● **RECORD EXTRACTS**
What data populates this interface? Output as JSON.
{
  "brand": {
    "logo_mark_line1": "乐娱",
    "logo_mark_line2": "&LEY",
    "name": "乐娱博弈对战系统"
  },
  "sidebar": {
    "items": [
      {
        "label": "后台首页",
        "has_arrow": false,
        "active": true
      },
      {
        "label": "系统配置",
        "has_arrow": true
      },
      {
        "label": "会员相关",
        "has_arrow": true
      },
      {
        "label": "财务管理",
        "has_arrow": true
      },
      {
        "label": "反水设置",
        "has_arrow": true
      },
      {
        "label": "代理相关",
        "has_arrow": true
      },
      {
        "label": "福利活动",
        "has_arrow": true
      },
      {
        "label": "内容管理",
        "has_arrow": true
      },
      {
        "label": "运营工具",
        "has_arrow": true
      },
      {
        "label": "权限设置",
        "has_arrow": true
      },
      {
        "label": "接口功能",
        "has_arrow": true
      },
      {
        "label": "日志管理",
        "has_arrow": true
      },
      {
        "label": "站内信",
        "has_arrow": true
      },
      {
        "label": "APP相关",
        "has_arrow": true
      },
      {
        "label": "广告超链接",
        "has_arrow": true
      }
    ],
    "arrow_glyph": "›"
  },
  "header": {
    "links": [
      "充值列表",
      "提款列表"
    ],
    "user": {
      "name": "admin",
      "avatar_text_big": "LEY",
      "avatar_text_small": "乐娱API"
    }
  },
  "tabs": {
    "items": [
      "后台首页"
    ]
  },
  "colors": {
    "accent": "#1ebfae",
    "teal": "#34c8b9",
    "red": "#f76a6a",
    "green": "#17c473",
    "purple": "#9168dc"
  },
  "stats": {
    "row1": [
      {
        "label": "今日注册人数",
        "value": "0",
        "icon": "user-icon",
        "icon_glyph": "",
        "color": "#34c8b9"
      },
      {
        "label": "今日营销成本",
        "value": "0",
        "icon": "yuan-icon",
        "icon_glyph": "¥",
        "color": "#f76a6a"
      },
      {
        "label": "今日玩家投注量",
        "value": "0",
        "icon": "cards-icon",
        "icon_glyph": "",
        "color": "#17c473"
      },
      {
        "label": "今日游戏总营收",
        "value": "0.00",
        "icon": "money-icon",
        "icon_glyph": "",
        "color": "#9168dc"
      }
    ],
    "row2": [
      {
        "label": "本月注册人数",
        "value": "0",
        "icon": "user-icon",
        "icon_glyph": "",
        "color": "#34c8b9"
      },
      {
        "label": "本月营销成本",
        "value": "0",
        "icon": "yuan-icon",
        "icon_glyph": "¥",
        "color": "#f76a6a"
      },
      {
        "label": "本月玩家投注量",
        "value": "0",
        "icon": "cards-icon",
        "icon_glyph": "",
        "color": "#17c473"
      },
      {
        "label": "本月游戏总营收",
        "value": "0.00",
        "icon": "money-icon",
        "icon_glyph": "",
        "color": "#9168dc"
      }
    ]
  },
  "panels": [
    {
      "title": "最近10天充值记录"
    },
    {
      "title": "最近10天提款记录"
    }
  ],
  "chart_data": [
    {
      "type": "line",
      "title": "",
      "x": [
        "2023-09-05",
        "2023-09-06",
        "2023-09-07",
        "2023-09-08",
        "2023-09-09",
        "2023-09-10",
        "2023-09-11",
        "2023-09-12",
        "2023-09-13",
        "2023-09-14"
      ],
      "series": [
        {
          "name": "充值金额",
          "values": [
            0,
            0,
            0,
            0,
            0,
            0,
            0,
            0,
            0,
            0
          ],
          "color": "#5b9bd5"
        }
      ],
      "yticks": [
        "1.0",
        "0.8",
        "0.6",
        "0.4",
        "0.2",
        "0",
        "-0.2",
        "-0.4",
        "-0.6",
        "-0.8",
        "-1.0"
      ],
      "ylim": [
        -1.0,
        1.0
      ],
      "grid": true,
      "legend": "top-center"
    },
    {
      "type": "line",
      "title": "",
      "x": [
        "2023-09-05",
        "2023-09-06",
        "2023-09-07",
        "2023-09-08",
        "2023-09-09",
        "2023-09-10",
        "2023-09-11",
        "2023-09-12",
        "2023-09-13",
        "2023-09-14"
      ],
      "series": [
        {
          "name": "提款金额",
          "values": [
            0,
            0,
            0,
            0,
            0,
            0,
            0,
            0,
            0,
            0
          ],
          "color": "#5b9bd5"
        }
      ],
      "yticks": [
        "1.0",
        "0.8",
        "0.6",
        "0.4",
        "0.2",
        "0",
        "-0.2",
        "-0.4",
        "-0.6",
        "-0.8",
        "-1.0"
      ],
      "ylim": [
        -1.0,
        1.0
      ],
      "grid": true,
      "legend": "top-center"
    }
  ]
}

● **EXERCISE REQUIREMENTS**
Transcribe the entire listing above precisely.

● **TASK RESPONSE**
What data populates this interface? Output as JSON.
{
  "brand": {
    "logo_mark_line1": "乐娱",
    "logo_mark_line2": "&LEY",
    "name": "乐娱博弈对战系统"
  },
  "sidebar": {
    "items": [
      {
        "label": "后台首页",
        "has_arrow": false,
        "active": true
      },
      {
        "label": "系统配置",
        "has_arrow": true
      },
      {
        "label": "会员相关",
        "has_arrow": true
      },
      {
        "label": "财务管理",
        "has_arrow": true
      },
      {
        "label": "反水设置",
        "has_arrow": true
      },
      {
        "label": "代理相关",
        "has_arrow": true
      },
      {
        "label": "福利活动",
        "has_arrow": true
      },
      {
        "label": "内容管理",
        "has_arrow": true
      },
      {
        "label": "运营工具",
        "has_arrow": true
      },
      {
        "label": "权限设置",
        "has_arrow": true
      },
      {
        "label": "接口功能",
        "has_arrow": true
      },
      {
        "label": "日志管理",
        "has_arrow": true
      },
      {
        "label": "站内信",
        "has_arrow": true
      },
      {
        "label": "APP相关",
        "has_arrow": true
      },
      {
        "label": "广告超链接",
        "has_arrow": true
      }
    ],
    "arrow_glyph": "›"
  },
  "header": {
    "links": [
      "充值列表",
      "提款列表"
    ],
    "user": {
      "name": "admin",
      "avatar_text_big": "LEY",
      "avatar_text_small": "乐娱API"
    }
  },
  "tabs": {
    "items": [
      "后台首页"
    ]
  },
  "colors": {
    "accent": "#1ebfae",
    "teal": "#34c8b9",
    "red": "#f76a6a",
    "green": "#17c473",
    "purple": "#9168dc"
  },
  "stats": {
    "row1": [
      {
        "label": "今日注册人数",
        "value": "0",
        "icon": "user-icon",
        "icon_glyph": "",
        "color": "#34c8b9"
      },
      {
        "label": "今日营销成本",
        "value": "0",
        "icon": "yuan-icon",
        "icon_glyph": "¥",
        "color": "#f76a6a"
      },
      {
        "label": "今日玩家投注量",
        "value": "0",
        "icon": "cards-icon",
        "icon_glyph": "",
        "color": "#17c473"
      },
      {
        "label": "今日游戏总营收",
        "value": "0.00",
        "icon": "money-icon",
        "icon_glyph": "",
        "color": "#9168dc"
      }
    ],
    "row2": [
      {
        "label": "本月注册人数",
        "value": "0",
        "icon": "user-icon",
        "icon_glyph": "",
        "color": "#34c8b9"
      },
      {
        "label": "本月营销成本",
        "value": "0",
        "icon": "yuan-icon",
        "icon_glyph": "¥",
        "color": "#f76a6a"
      },
      {
        "label": "本月玩家投注量",
        "value": "0",
        "icon": "cards-icon",
        "icon_glyph": "",
        "color": "#17c473"
      },
      {
        "label": "本月游戏总营收",
        "value": "0.00",
        "icon": "money-icon",
        "icon_glyph": "",
        "color": "#9168dc"
      }
    ]
  },
  "panels": [
    {
      "title": "最近10天充值记录"
    },
    {
      "title": "最近10天提款记录"
    }
  ],
  "chart_data": [
    {
      "type": "line",
      "title": "",
      "x": [
        "2023-09-05",
        "2023-09-06",
        "2023-09-07",
        "2023-09-08",
        "2023-09-09",
        "2023-09-10",
        "2023-09-11",
        "2023-09-12",
        "2023-09-13",
        "2023-09-14"
      ],
      "series": [
        {
          "name": "充值金额",
          "values": [
            0,
            0,
            0,
            0,
            0,
            0,
            0,
            0,
            0,
            0
          ],
          "color": "#5b9bd5"
        }
      ],
      "yticks": [
        "1.0",
        "0.8",
        "0.6",
        "0.4",
        "0.2",
        "0",
        "-0.2",
        "-0.4",
        "-0.6",
        "-0.8",
        "-1.0"
      ],
      "ylim": [
        -1.0,
        1.0
      ],
      "grid": true,
      "legend": "top-center"
    },
    {
      "type": "line",
      "title": "",
      "x": [
        "2023-09-05",
        "2023-09-06",
        "2023-09-07",
        "2023-09-08",
        "2023-09-09",
        "2023-09-10",
        "2023-09-11",
        "2023-09-12",
        "2023-09-13",
        "2023-09-14"
      ],
      "series": [
        {
          "name": "提款金额",
          "values": [
            0,
            0,
            0,
            0,
            0,
            0,
            0,
            0,
            0,
            0
          ],
          "color": "#5b9bd5"
        }
      ],
      "yticks": [
        "1.0",
        "0.8",
        "0.6",
        "0.4",
        "0.2",
        "0",
        "-0.2",
        "-0.4",
        "-0.6",
        "-0.8",
        "-1.0"
      ],
      "ylim": [
        -1.0,
        1.0
      ],
      "grid": true,
      "legend": "top-center"
    }
  ]
}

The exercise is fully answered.